Data items:
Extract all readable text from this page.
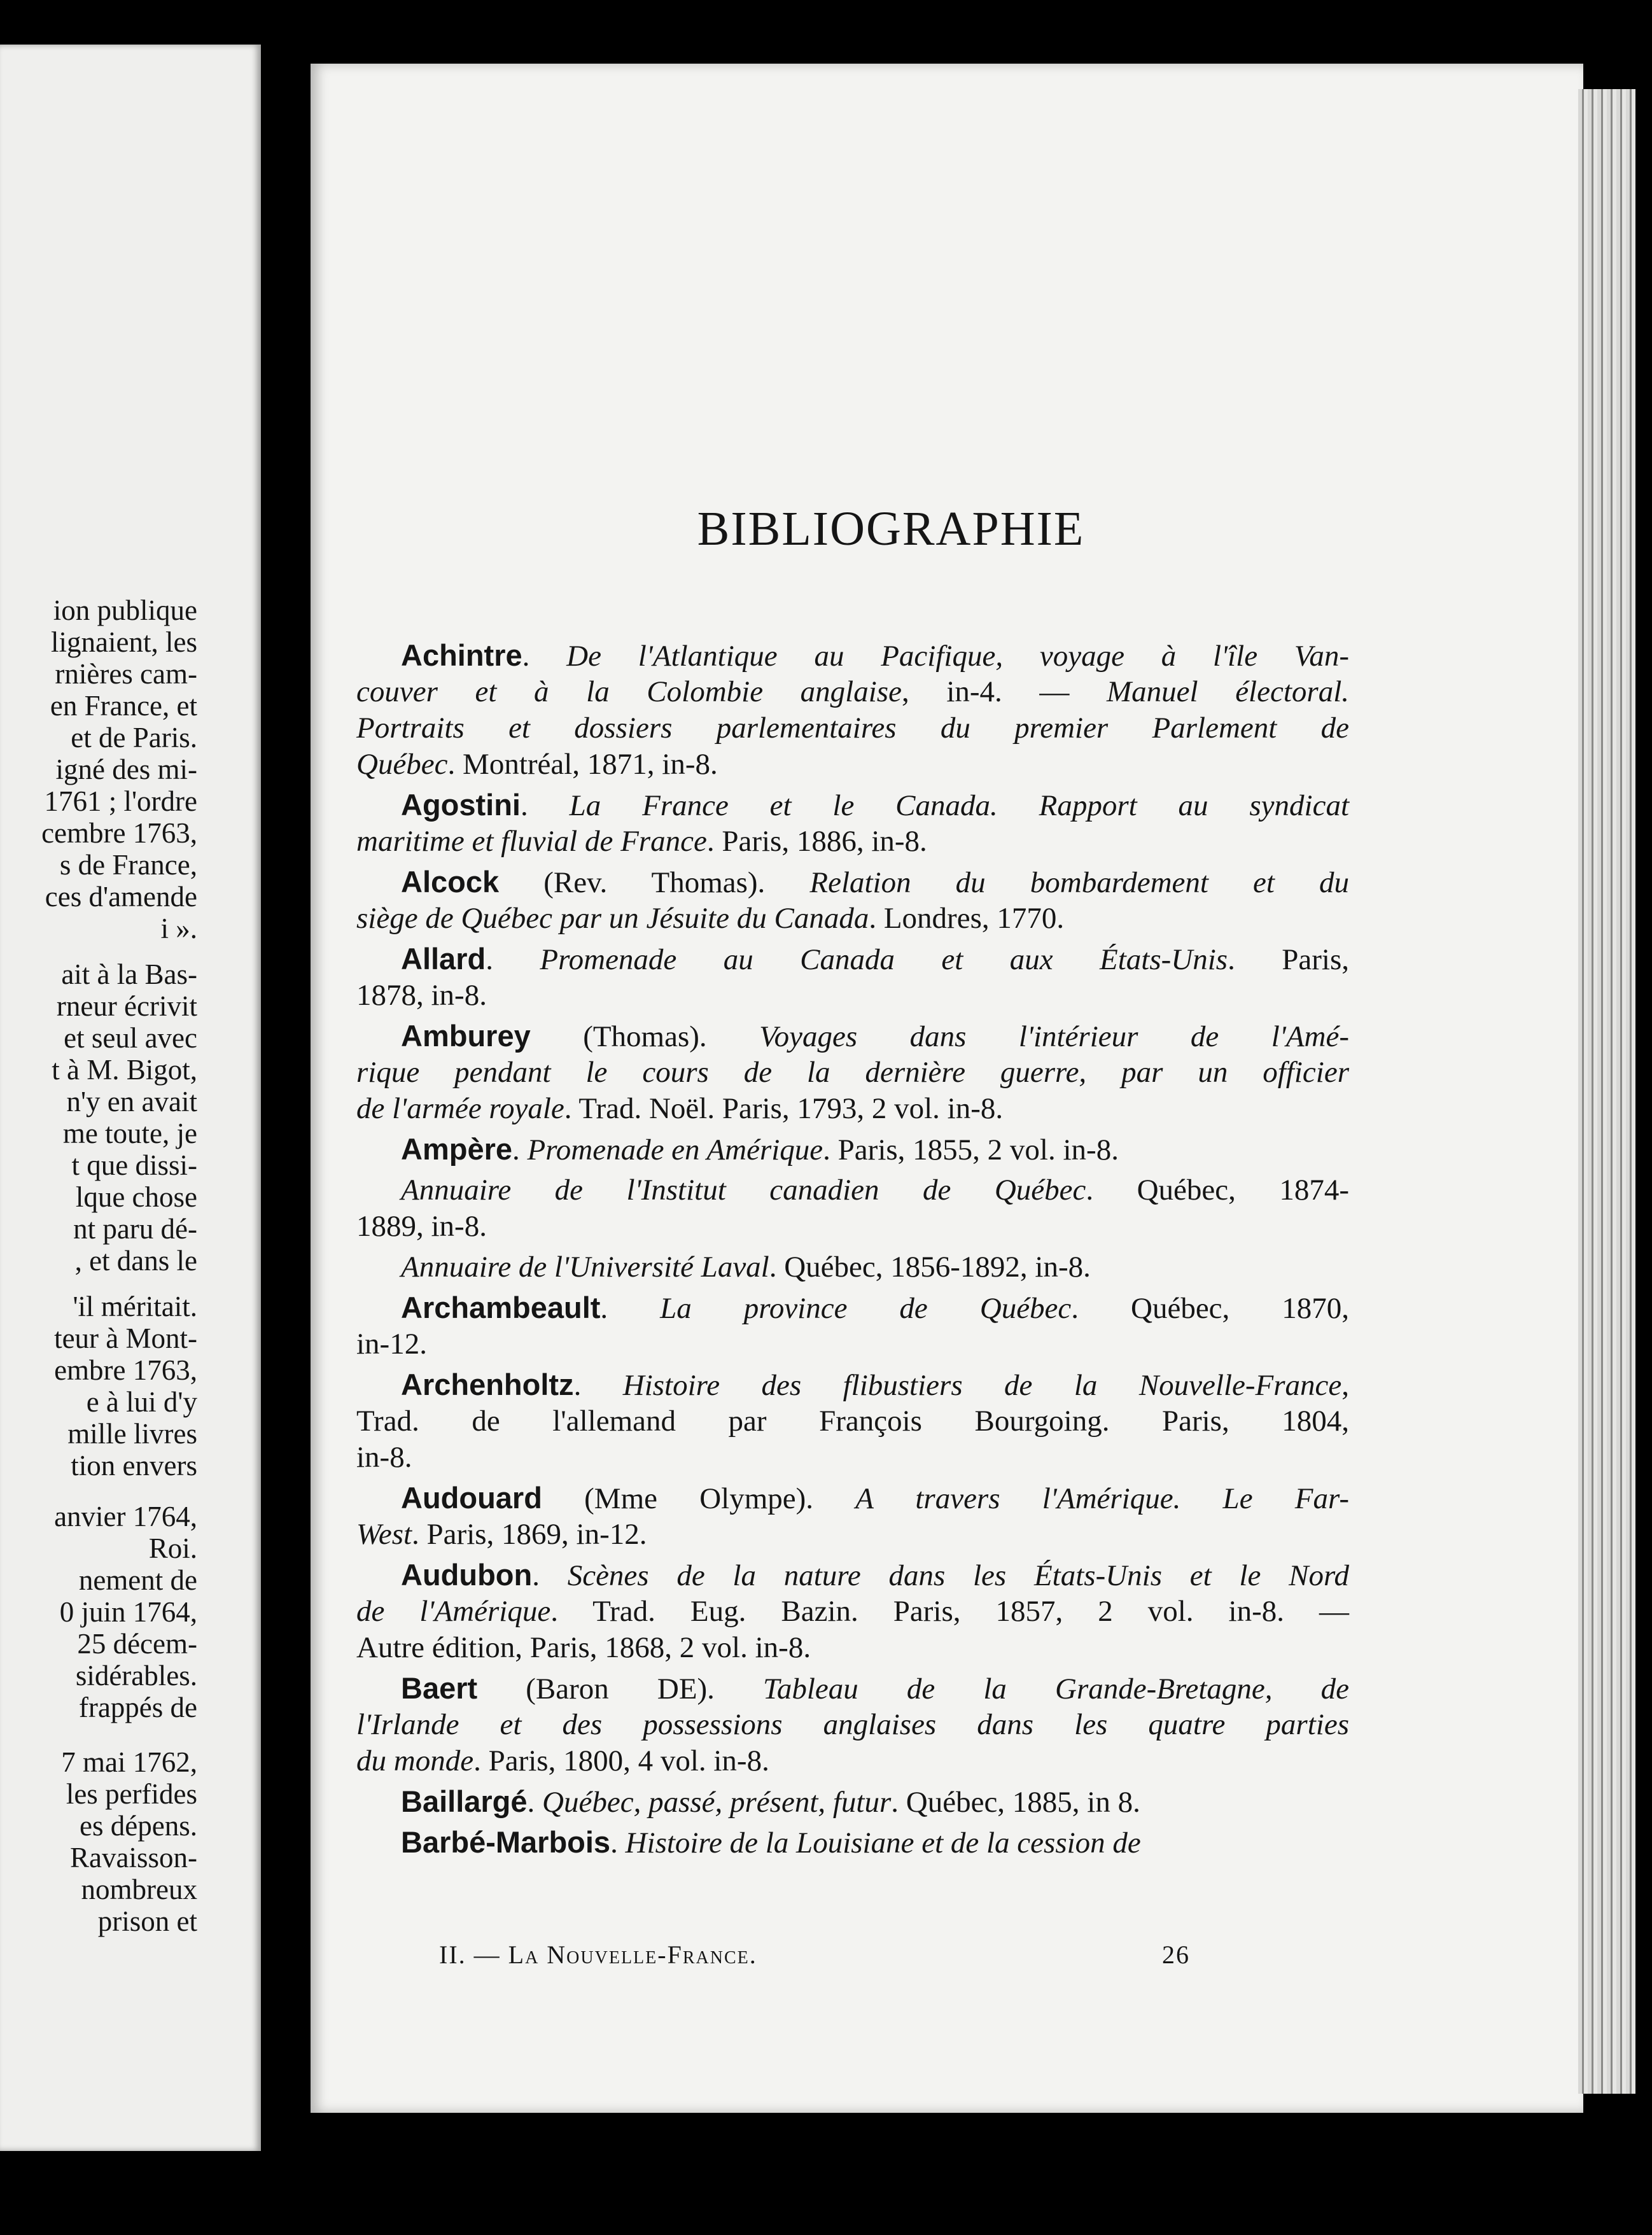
ion publique
lignaient, les
rnières cam-
en France, et
et de Paris.
igné des mi-
1761 ; l'ordre
cembre 1763,
s de France,
ces d'amende
i ».
ait à la Bas-
rneur écrivit
et seul avec
t à M. Bigot,
n'y en avait
me toute, je
t que dissi-
lque chose
nt paru dé-
, et dans le
'il méritait.
teur à Mont-
embre 1763,
e à lui d'y
mille livres
tion envers
anvier 1764,
Roi.
nement de
0 juin 1764,
25 décem-
sidérables.
frappés de
7 mai 1762,
les perfides
es dépens.
Ravaisson-
nombreux
prison et
BIBLIOGRAPHIE
Achintre. De l'Atlantique au Pacifique, voyage à l'île Van-
couver et à la Colombie anglaise, in-4. — Manuel électoral.
Portraits et dossiers parlementaires du premier Parlement de
Québec. Montréal, 1871, in-8.
Agostini. La France et le Canada. Rapport au syndicat
maritime et fluvial de France. Paris, 1886, in-8.
Alcock (Rev. Thomas). Relation du bombardement et du
siège de Québec par un Jésuite du Canada. Londres, 1770.
Allard. Promenade au Canada et aux États-Unis. Paris,
1878, in-8.
Amburey (Thomas). Voyages dans l'intérieur de l'Amé-
rique pendant le cours de la dernière guerre, par un officier
de l'armée royale. Trad. Noël. Paris, 1793, 2 vol. in-8.
Ampère. Promenade en Amérique. Paris, 1855, 2 vol. in-8.
Annuaire de l'Institut canadien de Québec. Québec, 1874-
1889, in-8.
Annuaire de l'Université Laval. Québec, 1856-1892, in-8.
Archambeault. La province de Québec. Québec, 1870,
in-12.
Archenholtz. Histoire des flibustiers de la Nouvelle-France,
Trad. de l'allemand par François Bourgoing. Paris, 1804,
in-8.
Audouard (Mme Olympe). A travers l'Amérique. Le Far-
West. Paris, 1869, in-12.
Audubon. Scènes de la nature dans les États-Unis et le Nord
de l'Amérique. Trad. Eug. Bazin. Paris, 1857, 2 vol. in-8. —
Autre édition, Paris, 1868, 2 vol. in-8.
Baert (Baron DE). Tableau de la Grande-Bretagne, de
l'Irlande et des possessions anglaises dans les quatre parties
du monde. Paris, 1800, 4 vol. in-8.
Baillargé. Québec, passé, présent, futur. Québec, 1885, in 8.
Barbé-Marbois. Histoire de la Louisiane et de la cession de
II. — La Nouvelle-France.	26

STATED EXERCISE => Pick out and copy the lines of the material that include the word "Thomas".

PROBLEM SOLUTION =>
Alcock (Rev. Thomas). Relation du bombardement et du
Amburey (Thomas). Voyages dans l'intérieur de l'Amé-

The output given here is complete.